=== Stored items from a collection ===
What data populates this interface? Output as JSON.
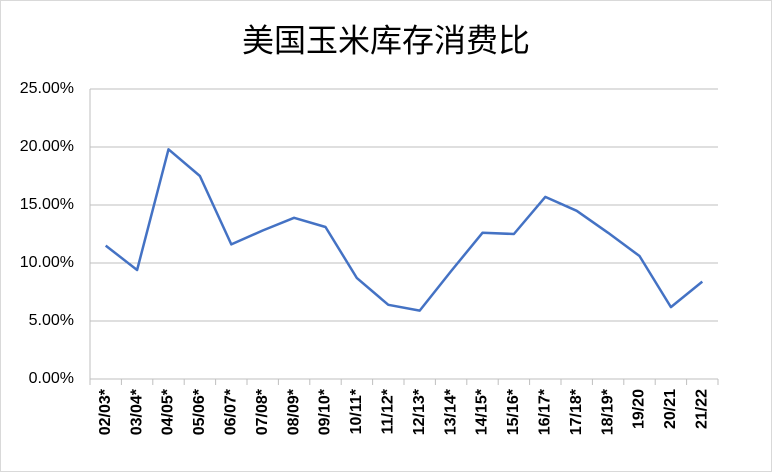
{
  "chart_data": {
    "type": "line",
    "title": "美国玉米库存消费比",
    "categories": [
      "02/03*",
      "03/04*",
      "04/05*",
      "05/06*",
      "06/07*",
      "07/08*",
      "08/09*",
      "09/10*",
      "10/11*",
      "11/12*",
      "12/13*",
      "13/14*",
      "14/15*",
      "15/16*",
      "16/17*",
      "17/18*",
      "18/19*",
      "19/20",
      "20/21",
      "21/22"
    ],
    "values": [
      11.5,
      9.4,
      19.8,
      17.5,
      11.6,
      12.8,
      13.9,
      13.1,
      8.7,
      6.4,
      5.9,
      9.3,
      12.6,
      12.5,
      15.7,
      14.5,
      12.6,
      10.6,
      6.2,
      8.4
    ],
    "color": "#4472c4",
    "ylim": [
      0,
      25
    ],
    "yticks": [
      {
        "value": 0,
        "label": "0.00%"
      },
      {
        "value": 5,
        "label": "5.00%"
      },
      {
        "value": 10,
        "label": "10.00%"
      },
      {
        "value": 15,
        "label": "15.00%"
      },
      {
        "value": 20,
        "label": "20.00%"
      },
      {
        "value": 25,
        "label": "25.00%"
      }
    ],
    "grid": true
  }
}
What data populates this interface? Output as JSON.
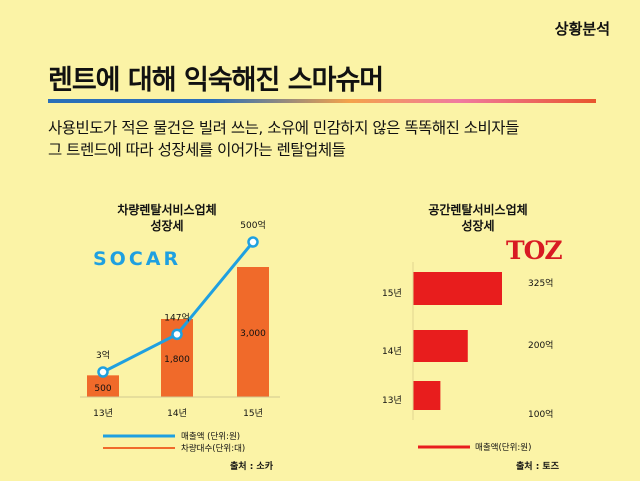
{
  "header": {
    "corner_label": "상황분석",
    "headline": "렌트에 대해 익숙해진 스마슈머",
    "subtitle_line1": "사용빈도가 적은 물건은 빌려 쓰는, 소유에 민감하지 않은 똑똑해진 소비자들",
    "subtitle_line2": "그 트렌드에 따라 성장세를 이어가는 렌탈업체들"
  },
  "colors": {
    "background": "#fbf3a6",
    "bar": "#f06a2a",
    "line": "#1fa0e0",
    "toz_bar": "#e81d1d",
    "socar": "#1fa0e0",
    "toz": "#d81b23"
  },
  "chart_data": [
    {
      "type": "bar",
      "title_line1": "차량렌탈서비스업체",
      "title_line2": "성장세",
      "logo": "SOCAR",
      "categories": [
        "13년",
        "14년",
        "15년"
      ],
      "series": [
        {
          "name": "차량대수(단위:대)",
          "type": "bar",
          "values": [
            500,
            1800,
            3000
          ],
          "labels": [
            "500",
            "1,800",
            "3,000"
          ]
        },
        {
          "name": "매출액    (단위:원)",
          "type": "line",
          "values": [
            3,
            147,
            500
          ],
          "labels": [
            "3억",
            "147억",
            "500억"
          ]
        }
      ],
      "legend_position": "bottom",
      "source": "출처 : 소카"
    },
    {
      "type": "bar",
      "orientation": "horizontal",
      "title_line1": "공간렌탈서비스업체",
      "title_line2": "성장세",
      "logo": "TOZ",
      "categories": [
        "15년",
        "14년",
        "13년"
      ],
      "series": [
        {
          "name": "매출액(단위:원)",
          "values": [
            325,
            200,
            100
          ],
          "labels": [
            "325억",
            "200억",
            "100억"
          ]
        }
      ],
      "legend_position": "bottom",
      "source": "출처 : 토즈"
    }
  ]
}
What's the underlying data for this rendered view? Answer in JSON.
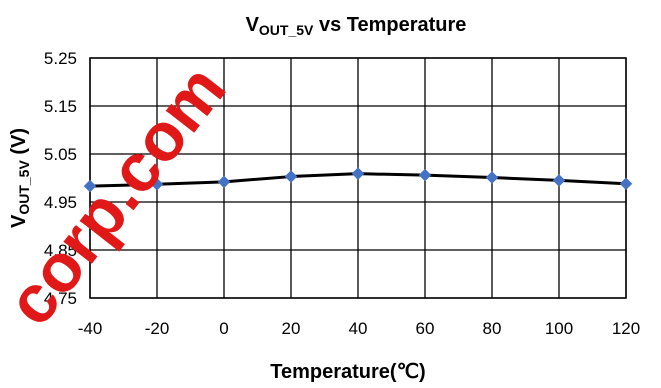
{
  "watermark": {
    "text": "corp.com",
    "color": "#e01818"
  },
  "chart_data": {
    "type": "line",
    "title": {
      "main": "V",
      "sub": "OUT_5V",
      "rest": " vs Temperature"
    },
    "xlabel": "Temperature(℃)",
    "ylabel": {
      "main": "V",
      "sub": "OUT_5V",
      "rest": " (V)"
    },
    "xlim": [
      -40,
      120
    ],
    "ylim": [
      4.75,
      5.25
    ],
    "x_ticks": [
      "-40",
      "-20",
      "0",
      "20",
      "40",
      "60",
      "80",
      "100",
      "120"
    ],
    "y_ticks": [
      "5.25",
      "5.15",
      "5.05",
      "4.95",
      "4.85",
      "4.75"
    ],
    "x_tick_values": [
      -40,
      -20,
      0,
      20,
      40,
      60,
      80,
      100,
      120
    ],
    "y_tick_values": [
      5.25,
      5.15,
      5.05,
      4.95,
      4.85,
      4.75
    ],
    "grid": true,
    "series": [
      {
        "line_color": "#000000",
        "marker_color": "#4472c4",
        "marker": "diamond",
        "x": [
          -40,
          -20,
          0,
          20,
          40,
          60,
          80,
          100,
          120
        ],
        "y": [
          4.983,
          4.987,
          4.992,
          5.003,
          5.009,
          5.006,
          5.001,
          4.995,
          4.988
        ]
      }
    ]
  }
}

=== GIVEN PROBLEM ===
Write out the listing above again, exactly, but with no pictures in the copy.

=== EXERCISE ANSWER ===
What data populates this interface? Output as JSON.
{
  "chart_data": {
    "type": "line",
    "title": "美国玉米库存消费比",
    "categories": [
      "02/03*",
      "03/04*",
      "04/05*",
      "05/06*",
      "06/07*",
      "07/08*",
      "08/09*",
      "09/10*",
      "10/11*",
      "11/12*",
      "12/13*",
      "13/14*",
      "14/15*",
      "15/16*",
      "16/17*",
      "17/18*",
      "18/19*",
      "19/20",
      "20/21",
      "21/22"
    ],
    "values": [
      11.5,
      9.4,
      19.8,
      17.5,
      11.6,
      12.8,
      13.9,
      13.1,
      8.7,
      6.4,
      5.9,
      9.3,
      12.6,
      12.5,
      15.7,
      14.5,
      12.6,
      10.6,
      6.2,
      8.4
    ],
    "color": "#4472c4",
    "ylim": [
      0,
      25
    ],
    "yticks": [
      {
        "value": 0,
        "label": "0.00%"
      },
      {
        "value": 5,
        "label": "5.00%"
      },
      {
        "value": 10,
        "label": "10.00%"
      },
      {
        "value": 15,
        "label": "15.00%"
      },
      {
        "value": 20,
        "label": "20.00%"
      },
      {
        "value": 25,
        "label": "25.00%"
      }
    ],
    "grid": true
  }
}
What data populates this interface? Output as JSON.
{
  "header": {
    "corner_label": "상황분석",
    "headline": "렌트에 대해 익숙해진 스마슈머",
    "subtitle_line1": "사용빈도가 적은 물건은 빌려 쓰는, 소유에 민감하지 않은 똑똑해진 소비자들",
    "subtitle_line2": "그 트렌드에 따라 성장세를 이어가는 렌탈업체들"
  },
  "colors": {
    "background": "#fbf3a6",
    "bar": "#f06a2a",
    "line": "#1fa0e0",
    "toz_bar": "#e81d1d",
    "socar": "#1fa0e0",
    "toz": "#d81b23"
  },
  "chart_data": [
    {
      "type": "bar",
      "title_line1": "차량렌탈서비스업체",
      "title_line2": "성장세",
      "logo": "SOCAR",
      "categories": [
        "13년",
        "14년",
        "15년"
      ],
      "series": [
        {
          "name": "차량대수(단위:대)",
          "type": "bar",
          "values": [
            500,
            1800,
            3000
          ],
          "labels": [
            "500",
            "1,800",
            "3,000"
          ]
        },
        {
          "name": "매출액    (단위:원)",
          "type": "line",
          "values": [
            3,
            147,
            500
          ],
          "labels": [
            "3억",
            "147억",
            "500억"
          ]
        }
      ],
      "legend_position": "bottom",
      "source": "출처 : 소카"
    },
    {
      "type": "bar",
      "orientation": "horizontal",
      "title_line1": "공간렌탈서비스업체",
      "title_line2": "성장세",
      "logo": "TOZ",
      "categories": [
        "15년",
        "14년",
        "13년"
      ],
      "series": [
        {
          "name": "매출액(단위:원)",
          "values": [
            325,
            200,
            100
          ],
          "labels": [
            "325억",
            "200억",
            "100억"
          ]
        }
      ],
      "legend_position": "bottom",
      "source": "출처 : 토즈"
    }
  ]
}
What's the underlying data for this rendered view? Answer in JSON.
{
  "watermark": {
    "text": "corp.com",
    "color": "#e01818"
  },
  "chart_data": {
    "type": "line",
    "title": {
      "main": "V",
      "sub": "OUT_5V",
      "rest": " vs Temperature"
    },
    "xlabel": "Temperature(℃)",
    "ylabel": {
      "main": "V",
      "sub": "OUT_5V",
      "rest": " (V)"
    },
    "xlim": [
      -40,
      120
    ],
    "ylim": [
      4.75,
      5.25
    ],
    "x_ticks": [
      "-40",
      "-20",
      "0",
      "20",
      "40",
      "60",
      "80",
      "100",
      "120"
    ],
    "y_ticks": [
      "5.25",
      "5.15",
      "5.05",
      "4.95",
      "4.85",
      "4.75"
    ],
    "x_tick_values": [
      -40,
      -20,
      0,
      20,
      40,
      60,
      80,
      100,
      120
    ],
    "y_tick_values": [
      5.25,
      5.15,
      5.05,
      4.95,
      4.85,
      4.75
    ],
    "grid": true,
    "series": [
      {
        "line_color": "#000000",
        "marker_color": "#4472c4",
        "marker": "diamond",
        "x": [
          -40,
          -20,
          0,
          20,
          40,
          60,
          80,
          100,
          120
        ],
        "y": [
          4.983,
          4.987,
          4.992,
          5.003,
          5.009,
          5.006,
          5.001,
          4.995,
          4.988
        ]
      }
    ]
  }
}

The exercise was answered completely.